What the exercise asks: Repeat the material below word for word and leave out all pictures.

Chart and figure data
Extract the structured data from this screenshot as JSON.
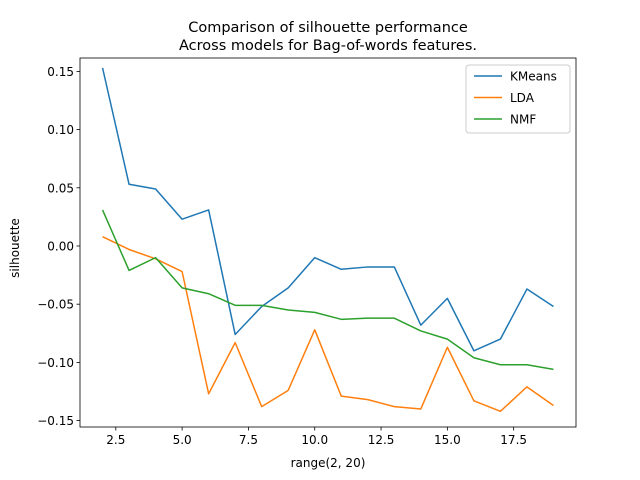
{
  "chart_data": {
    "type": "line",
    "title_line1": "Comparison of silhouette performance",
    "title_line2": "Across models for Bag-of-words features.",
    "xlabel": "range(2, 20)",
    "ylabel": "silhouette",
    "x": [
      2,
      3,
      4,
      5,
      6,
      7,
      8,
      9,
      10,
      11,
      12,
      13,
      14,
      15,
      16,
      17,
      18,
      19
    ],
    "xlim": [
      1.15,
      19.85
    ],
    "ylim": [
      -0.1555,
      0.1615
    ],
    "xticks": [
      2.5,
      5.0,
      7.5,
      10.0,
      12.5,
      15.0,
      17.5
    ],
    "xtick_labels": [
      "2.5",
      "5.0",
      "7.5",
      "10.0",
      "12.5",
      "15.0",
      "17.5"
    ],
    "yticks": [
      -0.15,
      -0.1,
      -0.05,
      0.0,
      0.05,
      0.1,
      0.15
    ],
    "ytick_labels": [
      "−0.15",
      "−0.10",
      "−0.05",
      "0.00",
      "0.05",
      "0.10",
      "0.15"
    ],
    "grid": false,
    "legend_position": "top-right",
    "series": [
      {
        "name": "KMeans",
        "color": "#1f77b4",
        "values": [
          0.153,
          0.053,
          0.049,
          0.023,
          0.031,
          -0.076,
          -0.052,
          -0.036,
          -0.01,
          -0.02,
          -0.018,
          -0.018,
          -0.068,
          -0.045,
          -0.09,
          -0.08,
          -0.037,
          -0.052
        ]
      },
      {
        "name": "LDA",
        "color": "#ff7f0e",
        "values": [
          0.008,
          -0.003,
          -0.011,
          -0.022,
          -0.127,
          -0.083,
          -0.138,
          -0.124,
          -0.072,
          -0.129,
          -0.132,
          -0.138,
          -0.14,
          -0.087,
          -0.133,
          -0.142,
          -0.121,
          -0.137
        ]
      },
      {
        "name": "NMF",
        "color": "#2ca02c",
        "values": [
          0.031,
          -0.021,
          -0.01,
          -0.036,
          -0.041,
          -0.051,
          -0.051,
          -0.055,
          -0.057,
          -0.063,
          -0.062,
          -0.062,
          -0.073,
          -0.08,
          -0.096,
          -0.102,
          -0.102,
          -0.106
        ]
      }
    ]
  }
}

Complete output:
Extract the structured data from this screenshot as JSON.
{
  "chart_data": {
    "type": "line",
    "title_line1": "Comparison of silhouette performance",
    "title_line2": "Across models for Bag-of-words features.",
    "xlabel": "range(2, 20)",
    "ylabel": "silhouette",
    "x": [
      2,
      3,
      4,
      5,
      6,
      7,
      8,
      9,
      10,
      11,
      12,
      13,
      14,
      15,
      16,
      17,
      18,
      19
    ],
    "xlim": [
      1.15,
      19.85
    ],
    "ylim": [
      -0.1555,
      0.1615
    ],
    "xticks": [
      2.5,
      5.0,
      7.5,
      10.0,
      12.5,
      15.0,
      17.5
    ],
    "xtick_labels": [
      "2.5",
      "5.0",
      "7.5",
      "10.0",
      "12.5",
      "15.0",
      "17.5"
    ],
    "yticks": [
      -0.15,
      -0.1,
      -0.05,
      0.0,
      0.05,
      0.1,
      0.15
    ],
    "ytick_labels": [
      "−0.15",
      "−0.10",
      "−0.05",
      "0.00",
      "0.05",
      "0.10",
      "0.15"
    ],
    "grid": false,
    "legend_position": "top-right",
    "series": [
      {
        "name": "KMeans",
        "color": "#1f77b4",
        "values": [
          0.153,
          0.053,
          0.049,
          0.023,
          0.031,
          -0.076,
          -0.052,
          -0.036,
          -0.01,
          -0.02,
          -0.018,
          -0.018,
          -0.068,
          -0.045,
          -0.09,
          -0.08,
          -0.037,
          -0.052
        ]
      },
      {
        "name": "LDA",
        "color": "#ff7f0e",
        "values": [
          0.008,
          -0.003,
          -0.011,
          -0.022,
          -0.127,
          -0.083,
          -0.138,
          -0.124,
          -0.072,
          -0.129,
          -0.132,
          -0.138,
          -0.14,
          -0.087,
          -0.133,
          -0.142,
          -0.121,
          -0.137
        ]
      },
      {
        "name": "NMF",
        "color": "#2ca02c",
        "values": [
          0.031,
          -0.021,
          -0.01,
          -0.036,
          -0.041,
          -0.051,
          -0.051,
          -0.055,
          -0.057,
          -0.063,
          -0.062,
          -0.062,
          -0.073,
          -0.08,
          -0.096,
          -0.102,
          -0.102,
          -0.106
        ]
      }
    ]
  }
}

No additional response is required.